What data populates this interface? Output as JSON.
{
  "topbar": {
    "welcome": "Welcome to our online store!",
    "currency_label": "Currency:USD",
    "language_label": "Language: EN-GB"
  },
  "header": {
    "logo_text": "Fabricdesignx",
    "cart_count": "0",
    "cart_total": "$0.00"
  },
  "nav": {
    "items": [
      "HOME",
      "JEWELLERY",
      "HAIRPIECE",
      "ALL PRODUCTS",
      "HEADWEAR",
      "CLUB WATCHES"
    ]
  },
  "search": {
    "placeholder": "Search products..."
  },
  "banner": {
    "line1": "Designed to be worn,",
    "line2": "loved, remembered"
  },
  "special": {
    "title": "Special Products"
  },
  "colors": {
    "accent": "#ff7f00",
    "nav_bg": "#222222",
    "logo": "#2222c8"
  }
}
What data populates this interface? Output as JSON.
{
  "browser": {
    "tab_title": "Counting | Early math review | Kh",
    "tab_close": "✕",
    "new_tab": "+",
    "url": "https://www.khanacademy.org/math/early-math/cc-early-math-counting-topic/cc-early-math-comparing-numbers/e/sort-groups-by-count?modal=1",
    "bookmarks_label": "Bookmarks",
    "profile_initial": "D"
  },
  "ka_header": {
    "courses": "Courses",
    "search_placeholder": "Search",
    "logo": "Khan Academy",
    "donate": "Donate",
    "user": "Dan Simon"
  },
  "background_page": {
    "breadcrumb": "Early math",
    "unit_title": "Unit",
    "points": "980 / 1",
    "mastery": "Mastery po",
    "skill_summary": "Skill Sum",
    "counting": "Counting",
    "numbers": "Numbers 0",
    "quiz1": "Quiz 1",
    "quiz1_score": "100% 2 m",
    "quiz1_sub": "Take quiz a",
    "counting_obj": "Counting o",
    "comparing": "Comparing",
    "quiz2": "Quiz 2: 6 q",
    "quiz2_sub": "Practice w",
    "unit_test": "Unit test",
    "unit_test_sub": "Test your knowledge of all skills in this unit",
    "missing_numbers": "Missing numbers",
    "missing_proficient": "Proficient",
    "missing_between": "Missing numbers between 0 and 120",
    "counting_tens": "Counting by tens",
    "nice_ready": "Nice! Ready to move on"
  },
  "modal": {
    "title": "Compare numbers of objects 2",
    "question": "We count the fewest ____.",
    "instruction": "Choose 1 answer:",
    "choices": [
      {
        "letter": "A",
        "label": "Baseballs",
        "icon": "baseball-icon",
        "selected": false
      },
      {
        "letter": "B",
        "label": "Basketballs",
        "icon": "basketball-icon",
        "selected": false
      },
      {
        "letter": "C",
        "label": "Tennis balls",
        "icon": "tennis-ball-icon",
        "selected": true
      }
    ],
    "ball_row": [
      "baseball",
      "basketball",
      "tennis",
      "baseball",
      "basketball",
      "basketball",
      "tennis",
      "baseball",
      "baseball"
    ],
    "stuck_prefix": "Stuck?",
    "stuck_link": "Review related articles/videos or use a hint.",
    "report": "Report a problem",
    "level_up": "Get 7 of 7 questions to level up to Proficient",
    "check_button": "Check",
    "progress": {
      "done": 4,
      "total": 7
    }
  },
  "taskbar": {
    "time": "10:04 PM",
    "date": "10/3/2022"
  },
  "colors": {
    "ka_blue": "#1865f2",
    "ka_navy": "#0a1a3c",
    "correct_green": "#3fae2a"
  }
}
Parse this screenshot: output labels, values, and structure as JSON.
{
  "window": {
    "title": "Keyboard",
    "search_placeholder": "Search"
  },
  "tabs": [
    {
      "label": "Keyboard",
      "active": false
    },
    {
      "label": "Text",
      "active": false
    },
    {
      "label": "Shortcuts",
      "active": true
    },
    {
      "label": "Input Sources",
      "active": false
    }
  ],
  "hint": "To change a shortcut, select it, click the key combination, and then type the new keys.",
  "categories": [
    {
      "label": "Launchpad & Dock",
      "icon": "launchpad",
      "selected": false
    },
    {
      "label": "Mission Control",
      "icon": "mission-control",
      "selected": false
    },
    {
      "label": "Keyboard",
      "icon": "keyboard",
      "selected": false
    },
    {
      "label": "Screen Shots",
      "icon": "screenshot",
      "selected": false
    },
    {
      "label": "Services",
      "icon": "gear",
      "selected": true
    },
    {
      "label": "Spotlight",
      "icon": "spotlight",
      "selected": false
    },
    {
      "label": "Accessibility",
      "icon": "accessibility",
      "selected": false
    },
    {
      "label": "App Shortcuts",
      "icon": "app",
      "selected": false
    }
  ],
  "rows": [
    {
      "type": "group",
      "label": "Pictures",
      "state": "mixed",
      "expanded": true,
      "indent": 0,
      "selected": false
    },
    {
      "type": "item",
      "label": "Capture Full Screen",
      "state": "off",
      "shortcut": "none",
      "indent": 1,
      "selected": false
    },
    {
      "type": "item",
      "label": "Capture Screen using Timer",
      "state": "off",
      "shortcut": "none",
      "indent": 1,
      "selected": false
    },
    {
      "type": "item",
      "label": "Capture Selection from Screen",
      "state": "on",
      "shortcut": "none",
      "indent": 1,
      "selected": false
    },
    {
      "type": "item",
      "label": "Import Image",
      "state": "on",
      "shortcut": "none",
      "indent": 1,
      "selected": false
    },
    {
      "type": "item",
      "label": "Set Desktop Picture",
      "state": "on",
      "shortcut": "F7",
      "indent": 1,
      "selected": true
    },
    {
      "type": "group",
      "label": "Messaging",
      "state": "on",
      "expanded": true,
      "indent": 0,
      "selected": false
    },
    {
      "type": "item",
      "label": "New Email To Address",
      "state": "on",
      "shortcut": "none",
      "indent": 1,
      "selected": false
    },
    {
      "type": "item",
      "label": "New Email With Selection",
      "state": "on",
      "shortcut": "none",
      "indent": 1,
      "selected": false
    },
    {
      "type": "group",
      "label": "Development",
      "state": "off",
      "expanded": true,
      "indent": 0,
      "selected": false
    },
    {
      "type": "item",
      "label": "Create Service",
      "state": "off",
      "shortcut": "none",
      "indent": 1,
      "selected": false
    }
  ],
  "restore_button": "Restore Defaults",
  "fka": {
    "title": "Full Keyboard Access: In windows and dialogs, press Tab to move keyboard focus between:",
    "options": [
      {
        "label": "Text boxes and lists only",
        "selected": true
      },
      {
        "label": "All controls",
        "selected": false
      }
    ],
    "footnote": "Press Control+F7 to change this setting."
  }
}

### GOAL OF THE EXERCISE
How many lines in the listing above contain "math"? Answer with the number alone.

### RESULT OF THE TASK
3